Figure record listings
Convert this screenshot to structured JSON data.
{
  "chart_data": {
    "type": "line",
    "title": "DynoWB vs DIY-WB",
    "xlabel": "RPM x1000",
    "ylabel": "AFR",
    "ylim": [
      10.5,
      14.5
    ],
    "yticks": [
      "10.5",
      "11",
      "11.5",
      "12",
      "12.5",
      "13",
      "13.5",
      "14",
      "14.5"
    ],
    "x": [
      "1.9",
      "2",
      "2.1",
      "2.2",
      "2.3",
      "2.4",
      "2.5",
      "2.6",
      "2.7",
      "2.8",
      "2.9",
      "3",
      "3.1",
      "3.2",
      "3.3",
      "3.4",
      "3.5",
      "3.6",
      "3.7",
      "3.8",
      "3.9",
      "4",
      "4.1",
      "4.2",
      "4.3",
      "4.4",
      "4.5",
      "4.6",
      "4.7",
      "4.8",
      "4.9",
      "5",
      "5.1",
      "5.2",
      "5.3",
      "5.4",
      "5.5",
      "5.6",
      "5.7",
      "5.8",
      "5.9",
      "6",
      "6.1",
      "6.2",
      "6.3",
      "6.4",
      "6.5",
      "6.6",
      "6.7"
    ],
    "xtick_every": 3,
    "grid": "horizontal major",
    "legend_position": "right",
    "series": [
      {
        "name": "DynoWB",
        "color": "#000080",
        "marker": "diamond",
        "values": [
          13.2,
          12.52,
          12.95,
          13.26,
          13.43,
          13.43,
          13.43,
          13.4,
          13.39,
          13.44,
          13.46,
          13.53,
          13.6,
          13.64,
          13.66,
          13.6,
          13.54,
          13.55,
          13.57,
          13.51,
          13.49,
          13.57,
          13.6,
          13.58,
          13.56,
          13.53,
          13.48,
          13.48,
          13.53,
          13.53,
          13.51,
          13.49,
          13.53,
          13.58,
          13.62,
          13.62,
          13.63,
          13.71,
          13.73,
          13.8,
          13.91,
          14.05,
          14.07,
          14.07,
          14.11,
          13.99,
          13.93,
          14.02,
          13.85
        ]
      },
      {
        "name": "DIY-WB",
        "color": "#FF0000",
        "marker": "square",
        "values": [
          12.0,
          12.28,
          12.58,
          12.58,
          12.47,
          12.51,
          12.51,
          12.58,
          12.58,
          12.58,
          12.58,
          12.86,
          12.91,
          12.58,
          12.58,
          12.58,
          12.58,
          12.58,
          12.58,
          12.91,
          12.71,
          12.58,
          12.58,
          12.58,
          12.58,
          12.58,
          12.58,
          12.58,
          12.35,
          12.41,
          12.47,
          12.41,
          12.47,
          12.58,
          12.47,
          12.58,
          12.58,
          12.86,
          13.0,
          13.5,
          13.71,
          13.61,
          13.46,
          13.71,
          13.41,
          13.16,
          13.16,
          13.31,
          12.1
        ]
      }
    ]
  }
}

§ **Given problem**: Reproduce the data shown above exactly.

§ **Answer for the task**:
Convert this screenshot to structured JSON data.
{
  "chart_data": {
    "type": "line",
    "title": "DynoWB vs DIY-WB",
    "xlabel": "RPM x1000",
    "ylabel": "AFR",
    "ylim": [
      10.5,
      14.5
    ],
    "yticks": [
      "10.5",
      "11",
      "11.5",
      "12",
      "12.5",
      "13",
      "13.5",
      "14",
      "14.5"
    ],
    "x": [
      "1.9",
      "2",
      "2.1",
      "2.2",
      "2.3",
      "2.4",
      "2.5",
      "2.6",
      "2.7",
      "2.8",
      "2.9",
      "3",
      "3.1",
      "3.2",
      "3.3",
      "3.4",
      "3.5",
      "3.6",
      "3.7",
      "3.8",
      "3.9",
      "4",
      "4.1",
      "4.2",
      "4.3",
      "4.4",
      "4.5",
      "4.6",
      "4.7",
      "4.8",
      "4.9",
      "5",
      "5.1",
      "5.2",
      "5.3",
      "5.4",
      "5.5",
      "5.6",
      "5.7",
      "5.8",
      "5.9",
      "6",
      "6.1",
      "6.2",
      "6.3",
      "6.4",
      "6.5",
      "6.6",
      "6.7"
    ],
    "xtick_every": 3,
    "grid": "horizontal major",
    "legend_position": "right",
    "series": [
      {
        "name": "DynoWB",
        "color": "#000080",
        "marker": "diamond",
        "values": [
          13.2,
          12.52,
          12.95,
          13.26,
          13.43,
          13.43,
          13.43,
          13.4,
          13.39,
          13.44,
          13.46,
          13.53,
          13.6,
          13.64,
          13.66,
          13.6,
          13.54,
          13.55,
          13.57,
          13.51,
          13.49,
          13.57,
          13.6,
          13.58,
          13.56,
          13.53,
          13.48,
          13.48,
          13.53,
          13.53,
          13.51,
          13.49,
          13.53,
          13.58,
          13.62,
          13.62,
          13.63,
          13.71,
          13.73,
          13.8,
          13.91,
          14.05,
          14.07,
          14.07,
          14.11,
          13.99,
          13.93,
          14.02,
          13.85
        ]
      },
      {
        "name": "DIY-WB",
        "color": "#FF0000",
        "marker": "square",
        "values": [
          12.0,
          12.28,
          12.58,
          12.58,
          12.47,
          12.51,
          12.51,
          12.58,
          12.58,
          12.58,
          12.58,
          12.86,
          12.91,
          12.58,
          12.58,
          12.58,
          12.58,
          12.58,
          12.58,
          12.91,
          12.71,
          12.58,
          12.58,
          12.58,
          12.58,
          12.58,
          12.58,
          12.58,
          12.35,
          12.41,
          12.47,
          12.41,
          12.47,
          12.58,
          12.47,
          12.58,
          12.58,
          12.86,
          13.0,
          13.5,
          13.71,
          13.61,
          13.46,
          13.71,
          13.41,
          13.16,
          13.16,
          13.31,
          12.1
        ]
      }
    ]
  }
}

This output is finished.